### Data excerpts ###

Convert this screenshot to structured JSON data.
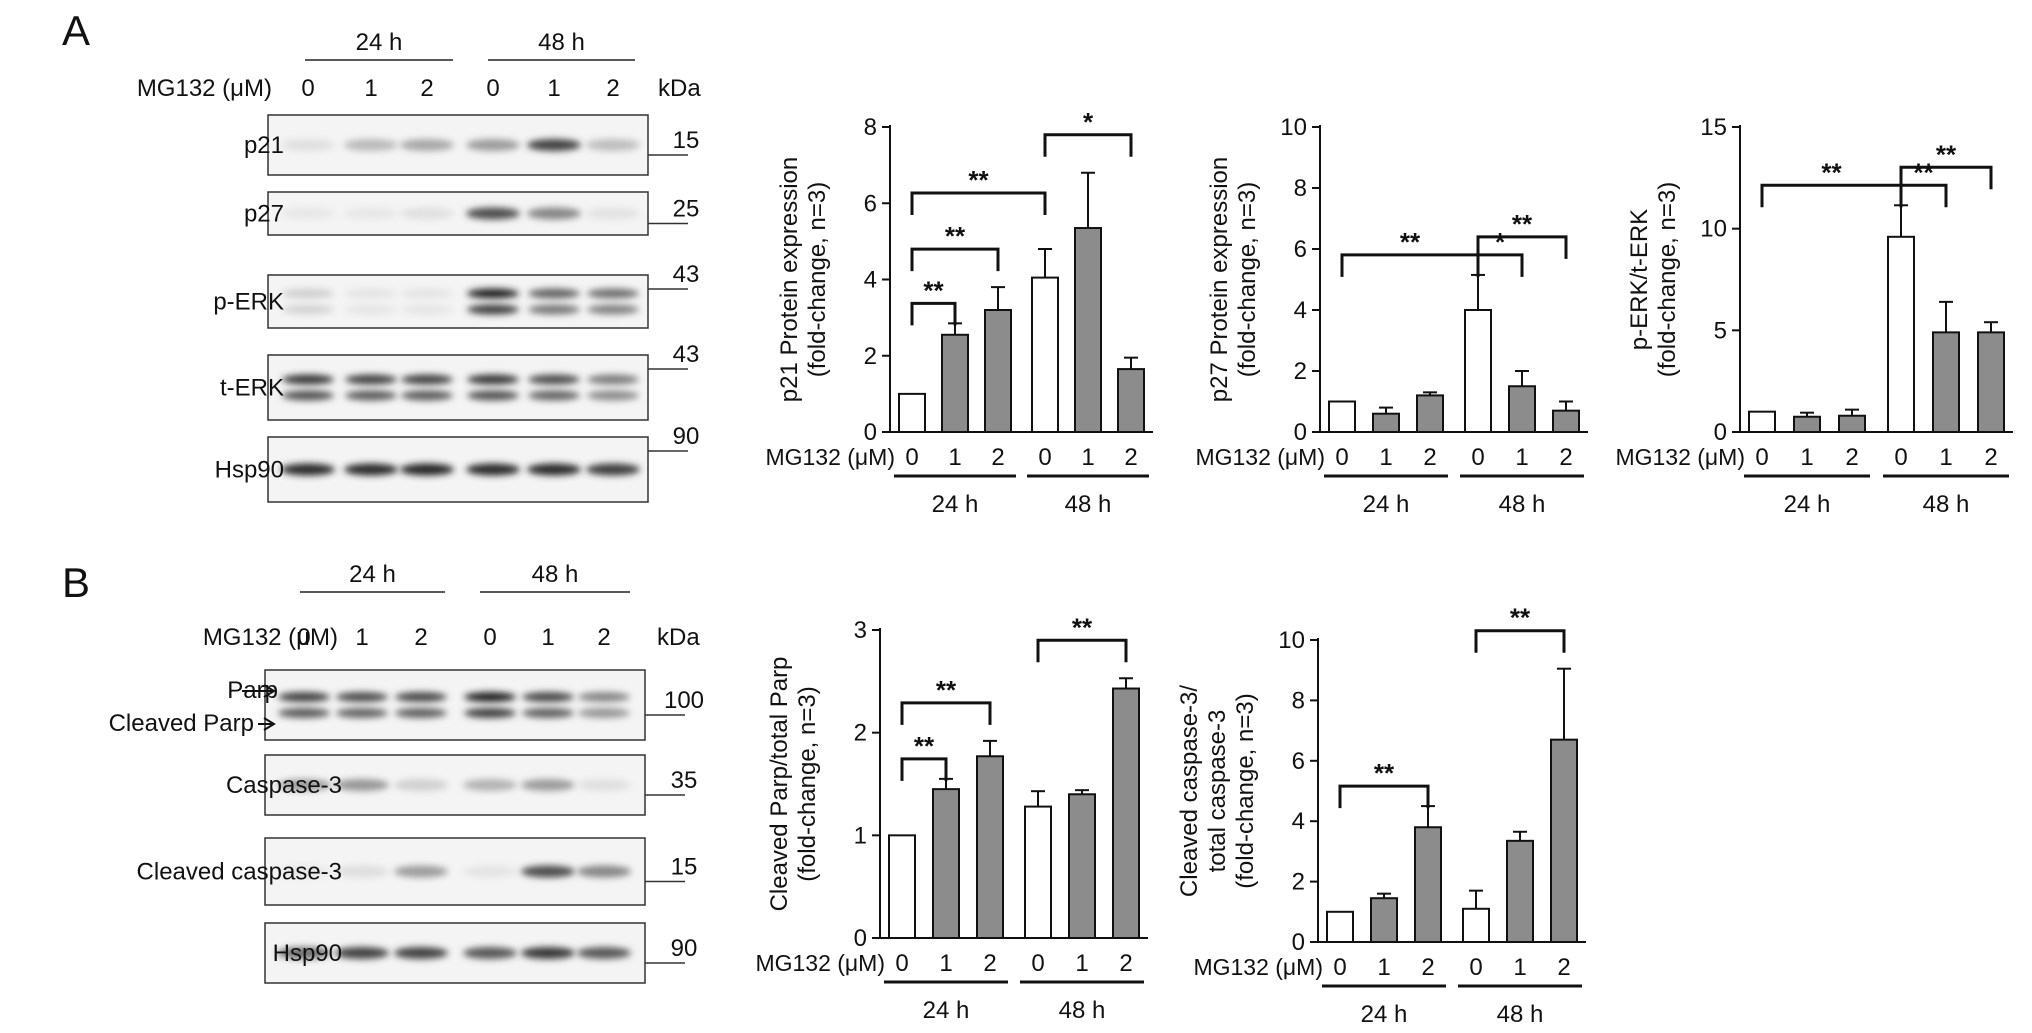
{
  "panels": [
    {
      "label": "A",
      "blot": {
        "time_groups": [
          "24 h",
          "48 h"
        ],
        "treatment_label": "MG132 (μM)",
        "doses": [
          "0",
          "1",
          "2",
          "0",
          "1",
          "2"
        ],
        "kda_label": "kDa",
        "rows": [
          {
            "name": "p21",
            "kda": "15",
            "intensities": [
              0.05,
              0.22,
              0.3,
              0.35,
              0.75,
              0.2
            ],
            "double": false
          },
          {
            "name": "p27",
            "kda": "25",
            "intensities": [
              0.02,
              0.02,
              0.05,
              0.7,
              0.45,
              0.04
            ],
            "double": false
          },
          {
            "name": "p-ERK",
            "kda": "43",
            "intensities": [
              0.12,
              0.03,
              0.03,
              0.9,
              0.6,
              0.55
            ],
            "double": true
          },
          {
            "name": "t-ERK",
            "kda": "43",
            "intensities": [
              0.8,
              0.75,
              0.75,
              0.8,
              0.7,
              0.5
            ],
            "double": true
          },
          {
            "name": "Hsp90",
            "kda": "90",
            "intensities": [
              0.85,
              0.85,
              0.88,
              0.85,
              0.85,
              0.78
            ],
            "double": false
          }
        ]
      }
    },
    {
      "label": "B",
      "blot": {
        "time_groups": [
          "24 h",
          "48 h"
        ],
        "treatment_label": "MG132 (μM)",
        "doses": [
          "0",
          "1",
          "2",
          "0",
          "1",
          "2"
        ],
        "kda_label": "kDa",
        "rows": [
          {
            "name": "Parp",
            "name2": "Cleaved Parp",
            "kda": "100",
            "intensities": [
              0.75,
              0.7,
              0.72,
              0.9,
              0.72,
              0.45
            ],
            "double": true
          },
          {
            "name": "Caspase-3",
            "kda": "35",
            "intensities": [
              0.35,
              0.38,
              0.12,
              0.25,
              0.35,
              0.05
            ],
            "double": false
          },
          {
            "name": "Cleaved caspase-3",
            "kda": "15",
            "intensities": [
              0.02,
              0.06,
              0.35,
              0.03,
              0.7,
              0.45
            ],
            "double": false
          },
          {
            "name": "Hsp90",
            "kda": "90",
            "intensities": [
              0.55,
              0.75,
              0.75,
              0.65,
              0.8,
              0.65
            ],
            "double": false
          }
        ]
      }
    }
  ],
  "chart_data": [
    {
      "type": "bar",
      "panel": "A",
      "ylabel_lines": [
        "p21 Protein expression",
        "(fold-change, n=3)"
      ],
      "ylim": [
        0,
        8
      ],
      "yticks": [
        0,
        2,
        4,
        6,
        8
      ],
      "x_label": "MG132 (μM)",
      "categories": [
        "0",
        "1",
        "2",
        "0",
        "1",
        "2"
      ],
      "groups": [
        "24 h",
        "48 h"
      ],
      "values": [
        1.0,
        2.55,
        3.2,
        4.05,
        5.35,
        1.65
      ],
      "errors": [
        0,
        0.3,
        0.6,
        0.75,
        1.45,
        0.3
      ],
      "fill": [
        "white",
        "gray",
        "gray",
        "white",
        "gray",
        "gray"
      ],
      "significance": [
        {
          "from": 0,
          "to": 1,
          "level": 1,
          "label": "**"
        },
        {
          "from": 0,
          "to": 2,
          "level": 2,
          "label": "**"
        },
        {
          "from": 0,
          "to": 3,
          "level": 3,
          "label": "**"
        },
        {
          "from": 3,
          "to": 5,
          "level": 2,
          "label": "*"
        }
      ]
    },
    {
      "type": "bar",
      "panel": "A",
      "ylabel_lines": [
        "p27 Protein expression",
        "(fold-change, n=3)"
      ],
      "ylim": [
        0,
        10
      ],
      "yticks": [
        0,
        2,
        4,
        6,
        8,
        10
      ],
      "x_label": "MG132 (μM)",
      "categories": [
        "0",
        "1",
        "2",
        "0",
        "1",
        "2"
      ],
      "groups": [
        "24 h",
        "48 h"
      ],
      "values": [
        1.0,
        0.6,
        1.2,
        4.0,
        1.5,
        0.7
      ],
      "errors": [
        0,
        0.2,
        0.1,
        1.15,
        0.5,
        0.3
      ],
      "fill": [
        "white",
        "gray",
        "gray",
        "white",
        "gray",
        "gray"
      ],
      "significance": [
        {
          "from": 0,
          "to": 3,
          "level": 1,
          "label": "**"
        },
        {
          "from": 3,
          "to": 4,
          "level": 1,
          "label": "*"
        },
        {
          "from": 3,
          "to": 5,
          "level": 2,
          "label": "**"
        }
      ]
    },
    {
      "type": "bar",
      "panel": "A",
      "ylabel_lines": [
        "p-ERK/t-ERK",
        "(fold-change, n=3)"
      ],
      "ylim": [
        0,
        15
      ],
      "yticks": [
        0,
        5,
        10,
        15
      ],
      "x_label": "MG132 (μM)",
      "categories": [
        "0",
        "1",
        "2",
        "0",
        "1",
        "2"
      ],
      "groups": [
        "24 h",
        "48 h"
      ],
      "values": [
        1.0,
        0.75,
        0.8,
        9.6,
        4.9,
        4.9
      ],
      "errors": [
        0,
        0.2,
        0.3,
        1.55,
        1.5,
        0.5
      ],
      "fill": [
        "white",
        "gray",
        "gray",
        "white",
        "gray",
        "gray"
      ],
      "significance": [
        {
          "from": 0,
          "to": 3,
          "level": 1,
          "label": "**"
        },
        {
          "from": 3,
          "to": 4,
          "level": 1,
          "label": "**"
        },
        {
          "from": 3,
          "to": 5,
          "level": 2,
          "label": "**"
        }
      ]
    },
    {
      "type": "bar",
      "panel": "B",
      "ylabel_lines": [
        "Cleaved Parp/total Parp",
        "(fold-change, n=3)"
      ],
      "ylim": [
        0,
        3
      ],
      "yticks": [
        0,
        1,
        2,
        3
      ],
      "x_label": "MG132 (μM)",
      "categories": [
        "0",
        "1",
        "2",
        "0",
        "1",
        "2"
      ],
      "groups": [
        "24 h",
        "48 h"
      ],
      "values": [
        1.0,
        1.45,
        1.77,
        1.28,
        1.4,
        2.43
      ],
      "errors": [
        0,
        0.1,
        0.15,
        0.15,
        0.04,
        0.1
      ],
      "fill": [
        "white",
        "gray",
        "gray",
        "white",
        "gray",
        "gray"
      ],
      "significance": [
        {
          "from": 0,
          "to": 1,
          "level": 1,
          "label": "**"
        },
        {
          "from": 0,
          "to": 2,
          "level": 2,
          "label": "**"
        },
        {
          "from": 3,
          "to": 5,
          "level": 2,
          "label": "**"
        }
      ]
    },
    {
      "type": "bar",
      "panel": "B",
      "ylabel_lines": [
        "Cleaved caspase-3/",
        "total caspase-3",
        "(fold-change, n=3)"
      ],
      "ylim": [
        0,
        10
      ],
      "yticks": [
        0,
        2,
        4,
        6,
        8,
        10
      ],
      "x_label": "MG132 (μM)",
      "categories": [
        "0",
        "1",
        "2",
        "0",
        "1",
        "2"
      ],
      "groups": [
        "24 h",
        "48 h"
      ],
      "values": [
        1.0,
        1.45,
        3.8,
        1.1,
        3.35,
        6.7
      ],
      "errors": [
        0,
        0.15,
        0.7,
        0.6,
        0.3,
        2.35
      ],
      "fill": [
        "white",
        "gray",
        "gray",
        "white",
        "gray",
        "gray"
      ],
      "significance": [
        {
          "from": 0,
          "to": 2,
          "level": 1,
          "label": "**"
        },
        {
          "from": 3,
          "to": 5,
          "level": 2,
          "label": "**"
        }
      ]
    }
  ]
}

###

Problem to solve ▸ The lines in the records above that include the word "Cleaved" must be copied out.

Exercise result ▸
            "name2": "Cleaved Parp",
            "name": "Cleaved caspase-3",
        "Cleaved Parp/total Parp",
        "Cleaved caspase-3/",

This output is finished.